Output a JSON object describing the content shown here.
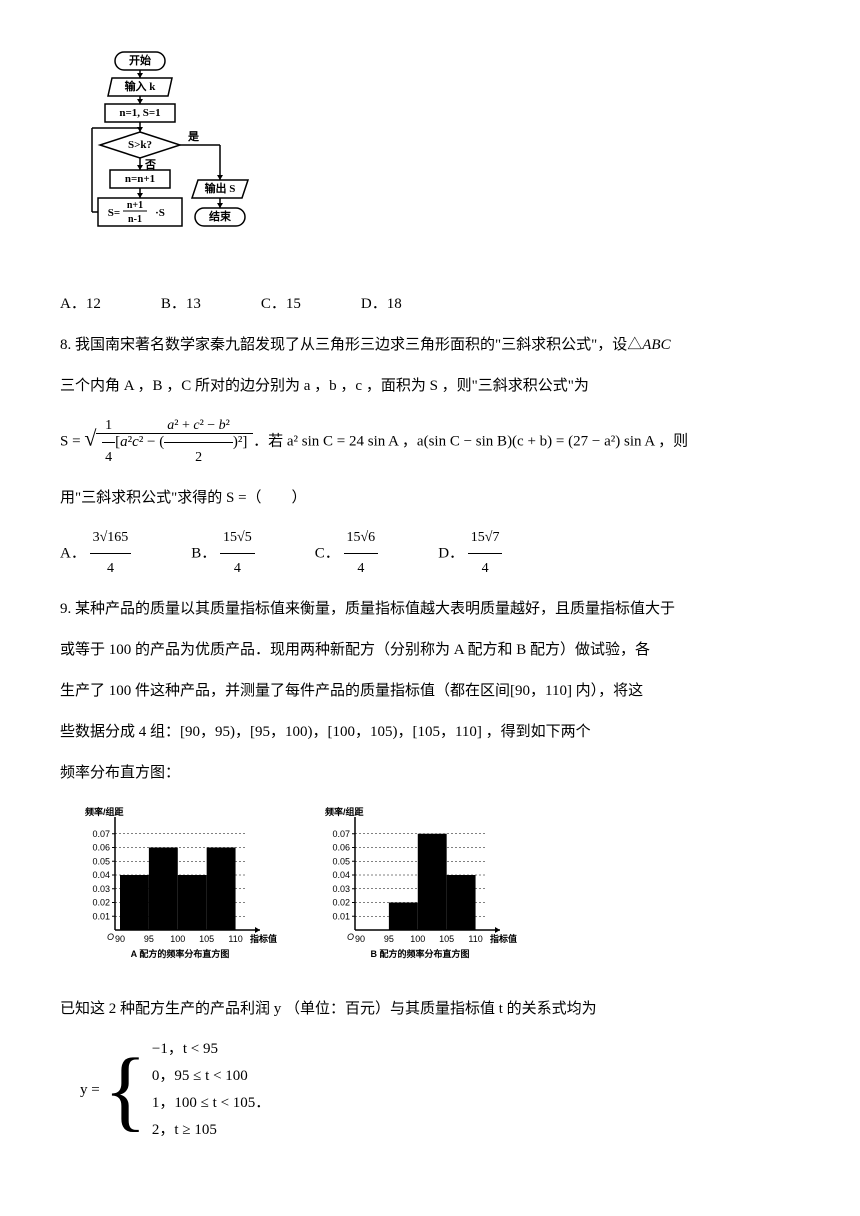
{
  "flowchart": {
    "start": "开始",
    "input": "输入 k",
    "init": "n=1, S=1",
    "cond": "S>k?",
    "yes": "是",
    "no": "否",
    "inc": "n=n+1",
    "update_left": "S=",
    "update_num": "n+1",
    "update_den": "n-1",
    "update_right": "·S",
    "output": "输出 S",
    "end": "结束"
  },
  "q7_options": {
    "a": "A．12",
    "b": "B．13",
    "c": "C．15",
    "d": "D．18"
  },
  "q8": {
    "text1": "8. 我国南宋著名数学家秦九韶发现了从三角形三边求三角形面积的\"三斜求积公式\"，设△",
    "text1b": "ABC",
    "text2": "三个内角 A ，B ，C 所对的边分别为 a ，b ，c ，面积为 S ，则\"三斜求积公式\"为",
    "formula1_prefix": "S = ",
    "formula1_cond": "．若 a² sin C = 24 sin A ，a(sin C − sin B)(c + b) = (27 − a²) sin A ，则",
    "text3": "用\"三斜求积公式\"求得的 S =（　　）",
    "opt_a_label": "A．",
    "opt_a_num": "3√165",
    "opt_a_den": "4",
    "opt_b_label": "B．",
    "opt_b_num": "15√5",
    "opt_b_den": "4",
    "opt_c_label": "C．",
    "opt_c_num": "15√6",
    "opt_c_den": "4",
    "opt_d_label": "D．",
    "opt_d_num": "15√7",
    "opt_d_den": "4"
  },
  "q9": {
    "text1": "9. 某种产品的质量以其质量指标值来衡量，质量指标值越大表明质量越好，且质量指标值大于",
    "text2": "或等于 100 的产品为优质产品．现用两种新配方（分别称为 A 配方和 B 配方）做试验，各",
    "text3": "生产了 100 件这种产品，并测量了每件产品的质量指标值（都在区间[90，110] 内），将这",
    "text4": "些数据分成 4 组：[90，95)，[95，100)，[100，105)，[105，110] ，得到如下两个",
    "text5": "频率分布直方图：",
    "text6": "已知这 2 种配方生产的产品利润 y （单位：百元）与其质量指标值 t 的关系式均为",
    "piecewise_var": "y =",
    "case1": "−1，t < 95",
    "case2": "0，95 ≤ t < 100",
    "case3": "1，100 ≤ t < 105",
    "case4": "2，t ≥ 105",
    "period": "．"
  },
  "histogram_a": {
    "ylabel": "频率/组距",
    "xlabel": "指标值",
    "caption": "A 配方的频率分布直方图",
    "yticks": [
      "0.01",
      "0.02",
      "0.03",
      "0.04",
      "0.05",
      "0.06",
      "0.07"
    ],
    "xticks": [
      "90",
      "95",
      "100",
      "105",
      "110"
    ],
    "bars": [
      {
        "x": 90,
        "h": 0.04
      },
      {
        "x": 95,
        "h": 0.06
      },
      {
        "x": 100,
        "h": 0.04
      },
      {
        "x": 105,
        "h": 0.06
      }
    ],
    "bar_color": "#000000",
    "axis_color": "#000000"
  },
  "histogram_b": {
    "ylabel": "频率/组距",
    "xlabel": "指标值",
    "caption": "B 配方的频率分布直方图",
    "yticks": [
      "0.01",
      "0.02",
      "0.03",
      "0.04",
      "0.05",
      "0.06",
      "0.07"
    ],
    "xticks": [
      "90",
      "95",
      "100",
      "105",
      "110"
    ],
    "bars": [
      {
        "x": 90,
        "h": 0.0
      },
      {
        "x": 95,
        "h": 0.02
      },
      {
        "x": 100,
        "h": 0.07
      },
      {
        "x": 105,
        "h": 0.04
      }
    ],
    "bar_color": "#000000",
    "axis_color": "#000000"
  }
}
++++++
The exercise: Each record above is to be restated exactly, with its pictures removed from the copy.

Task answer:
Output a JSON object describing the content shown here.
{
  "flowchart": {
    "start": "开始",
    "input": "输入 k",
    "init": "n=1, S=1",
    "cond": "S>k?",
    "yes": "是",
    "no": "否",
    "inc": "n=n+1",
    "update_left": "S=",
    "update_num": "n+1",
    "update_den": "n-1",
    "update_right": "·S",
    "output": "输出 S",
    "end": "结束"
  },
  "q7_options": {
    "a": "A．12",
    "b": "B．13",
    "c": "C．15",
    "d": "D．18"
  },
  "q8": {
    "text1": "8. 我国南宋著名数学家秦九韶发现了从三角形三边求三角形面积的\"三斜求积公式\"，设△",
    "text1b": "ABC",
    "text2": "三个内角 A ，B ，C 所对的边分别为 a ，b ，c ，面积为 S ，则\"三斜求积公式\"为",
    "formula1_prefix": "S = ",
    "formula1_cond": "．若 a² sin C = 24 sin A ，a(sin C − sin B)(c + b) = (27 − a²) sin A ，则",
    "text3": "用\"三斜求积公式\"求得的 S =（　　）",
    "opt_a_label": "A．",
    "opt_a_num": "3√165",
    "opt_a_den": "4",
    "opt_b_label": "B．",
    "opt_b_num": "15√5",
    "opt_b_den": "4",
    "opt_c_label": "C．",
    "opt_c_num": "15√6",
    "opt_c_den": "4",
    "opt_d_label": "D．",
    "opt_d_num": "15√7",
    "opt_d_den": "4"
  },
  "q9": {
    "text1": "9. 某种产品的质量以其质量指标值来衡量，质量指标值越大表明质量越好，且质量指标值大于",
    "text2": "或等于 100 的产品为优质产品．现用两种新配方（分别称为 A 配方和 B 配方）做试验，各",
    "text3": "生产了 100 件这种产品，并测量了每件产品的质量指标值（都在区间[90，110] 内），将这",
    "text4": "些数据分成 4 组：[90，95)，[95，100)，[100，105)，[105，110] ，得到如下两个",
    "text5": "频率分布直方图：",
    "text6": "已知这 2 种配方生产的产品利润 y （单位：百元）与其质量指标值 t 的关系式均为",
    "piecewise_var": "y =",
    "case1": "−1，t < 95",
    "case2": "0，95 ≤ t < 100",
    "case3": "1，100 ≤ t < 105",
    "case4": "2，t ≥ 105",
    "period": "．"
  },
  "histogram_a": {
    "ylabel": "频率/组距",
    "xlabel": "指标值",
    "caption": "A 配方的频率分布直方图",
    "yticks": [
      "0.01",
      "0.02",
      "0.03",
      "0.04",
      "0.05",
      "0.06",
      "0.07"
    ],
    "xticks": [
      "90",
      "95",
      "100",
      "105",
      "110"
    ],
    "bars": [
      {
        "x": 90,
        "h": 0.04
      },
      {
        "x": 95,
        "h": 0.06
      },
      {
        "x": 100,
        "h": 0.04
      },
      {
        "x": 105,
        "h": 0.06
      }
    ],
    "bar_color": "#000000",
    "axis_color": "#000000"
  },
  "histogram_b": {
    "ylabel": "频率/组距",
    "xlabel": "指标值",
    "caption": "B 配方的频率分布直方图",
    "yticks": [
      "0.01",
      "0.02",
      "0.03",
      "0.04",
      "0.05",
      "0.06",
      "0.07"
    ],
    "xticks": [
      "90",
      "95",
      "100",
      "105",
      "110"
    ],
    "bars": [
      {
        "x": 90,
        "h": 0.0
      },
      {
        "x": 95,
        "h": 0.02
      },
      {
        "x": 100,
        "h": 0.07
      },
      {
        "x": 105,
        "h": 0.04
      }
    ],
    "bar_color": "#000000",
    "axis_color": "#000000"
  }
}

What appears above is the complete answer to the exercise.